- _Directions_: Select lines where the word "从浙江来看" appears.

- _Data supplied_:
* * * * * * *

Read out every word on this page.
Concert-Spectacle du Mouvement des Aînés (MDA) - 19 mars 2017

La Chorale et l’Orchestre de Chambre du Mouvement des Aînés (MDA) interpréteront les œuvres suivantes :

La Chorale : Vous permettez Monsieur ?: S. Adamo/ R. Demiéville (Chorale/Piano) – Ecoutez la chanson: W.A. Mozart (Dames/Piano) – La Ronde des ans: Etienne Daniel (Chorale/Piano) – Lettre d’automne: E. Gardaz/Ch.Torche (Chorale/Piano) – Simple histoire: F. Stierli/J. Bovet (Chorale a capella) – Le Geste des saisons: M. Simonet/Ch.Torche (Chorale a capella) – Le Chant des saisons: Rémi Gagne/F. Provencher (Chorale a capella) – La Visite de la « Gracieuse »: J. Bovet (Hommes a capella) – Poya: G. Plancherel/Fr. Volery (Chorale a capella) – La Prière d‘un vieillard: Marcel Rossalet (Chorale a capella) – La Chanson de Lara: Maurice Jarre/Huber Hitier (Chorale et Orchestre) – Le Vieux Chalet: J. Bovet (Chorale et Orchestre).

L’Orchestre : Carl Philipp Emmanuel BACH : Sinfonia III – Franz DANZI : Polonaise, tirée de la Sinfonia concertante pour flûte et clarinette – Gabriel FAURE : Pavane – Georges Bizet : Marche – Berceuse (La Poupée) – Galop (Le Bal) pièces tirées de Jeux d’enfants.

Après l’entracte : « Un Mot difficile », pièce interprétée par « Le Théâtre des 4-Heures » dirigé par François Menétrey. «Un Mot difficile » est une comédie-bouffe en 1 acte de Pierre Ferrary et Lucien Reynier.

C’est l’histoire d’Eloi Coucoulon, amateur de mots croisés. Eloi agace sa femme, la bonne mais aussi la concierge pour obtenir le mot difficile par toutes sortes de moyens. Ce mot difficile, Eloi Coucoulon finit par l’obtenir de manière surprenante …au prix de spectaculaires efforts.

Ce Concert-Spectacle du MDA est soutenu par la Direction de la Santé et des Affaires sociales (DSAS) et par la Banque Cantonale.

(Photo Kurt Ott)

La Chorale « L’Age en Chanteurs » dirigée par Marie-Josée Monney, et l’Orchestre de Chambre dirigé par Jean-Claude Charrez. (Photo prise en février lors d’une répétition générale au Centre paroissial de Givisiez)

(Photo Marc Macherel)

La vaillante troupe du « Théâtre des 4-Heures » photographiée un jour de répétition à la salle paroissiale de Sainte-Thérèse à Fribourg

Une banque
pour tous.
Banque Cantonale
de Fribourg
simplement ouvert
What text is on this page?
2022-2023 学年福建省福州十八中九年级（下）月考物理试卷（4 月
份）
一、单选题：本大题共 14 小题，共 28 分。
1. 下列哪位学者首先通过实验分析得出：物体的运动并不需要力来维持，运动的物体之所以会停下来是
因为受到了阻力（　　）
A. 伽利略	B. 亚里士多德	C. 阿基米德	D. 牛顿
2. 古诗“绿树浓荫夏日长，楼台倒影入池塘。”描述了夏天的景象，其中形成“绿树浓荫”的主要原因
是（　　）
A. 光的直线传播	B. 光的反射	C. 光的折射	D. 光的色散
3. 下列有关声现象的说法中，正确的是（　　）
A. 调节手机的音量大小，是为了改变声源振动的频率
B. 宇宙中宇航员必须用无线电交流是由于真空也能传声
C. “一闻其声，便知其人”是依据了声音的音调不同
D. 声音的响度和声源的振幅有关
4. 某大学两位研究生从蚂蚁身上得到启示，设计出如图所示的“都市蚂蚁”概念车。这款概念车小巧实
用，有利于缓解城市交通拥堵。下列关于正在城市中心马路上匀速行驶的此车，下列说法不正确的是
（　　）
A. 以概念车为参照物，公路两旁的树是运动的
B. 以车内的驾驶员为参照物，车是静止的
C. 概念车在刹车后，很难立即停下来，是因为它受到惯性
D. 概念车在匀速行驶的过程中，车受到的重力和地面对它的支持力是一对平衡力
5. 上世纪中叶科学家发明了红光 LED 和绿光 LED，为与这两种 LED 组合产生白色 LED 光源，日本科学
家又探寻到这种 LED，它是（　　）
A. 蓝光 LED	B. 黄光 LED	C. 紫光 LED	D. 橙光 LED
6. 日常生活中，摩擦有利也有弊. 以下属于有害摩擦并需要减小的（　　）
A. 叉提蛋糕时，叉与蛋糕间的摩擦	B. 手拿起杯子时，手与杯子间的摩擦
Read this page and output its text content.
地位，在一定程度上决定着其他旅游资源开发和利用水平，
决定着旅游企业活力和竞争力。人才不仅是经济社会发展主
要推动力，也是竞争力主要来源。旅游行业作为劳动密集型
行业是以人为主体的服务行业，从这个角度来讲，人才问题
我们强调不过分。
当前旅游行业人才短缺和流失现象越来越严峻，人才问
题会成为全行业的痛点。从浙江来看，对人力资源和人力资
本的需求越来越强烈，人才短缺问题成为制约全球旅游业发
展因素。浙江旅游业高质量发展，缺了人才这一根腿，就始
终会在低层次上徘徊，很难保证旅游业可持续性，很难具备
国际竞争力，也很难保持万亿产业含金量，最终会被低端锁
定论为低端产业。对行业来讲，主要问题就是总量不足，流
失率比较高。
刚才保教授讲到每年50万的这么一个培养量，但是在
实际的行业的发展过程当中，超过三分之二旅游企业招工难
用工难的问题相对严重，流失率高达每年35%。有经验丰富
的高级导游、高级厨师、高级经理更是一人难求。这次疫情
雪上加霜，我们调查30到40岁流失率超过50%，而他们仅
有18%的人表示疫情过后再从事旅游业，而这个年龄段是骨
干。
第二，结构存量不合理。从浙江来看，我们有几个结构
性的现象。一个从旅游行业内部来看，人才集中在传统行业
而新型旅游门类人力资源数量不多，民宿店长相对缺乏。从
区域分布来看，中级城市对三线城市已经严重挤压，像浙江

* * * * * * *

- _Response_:
题会成为全行业的痛点。从浙江来看，对人力资源和人力资
第二，结构存量不合理。从浙江来看，我们有几个结构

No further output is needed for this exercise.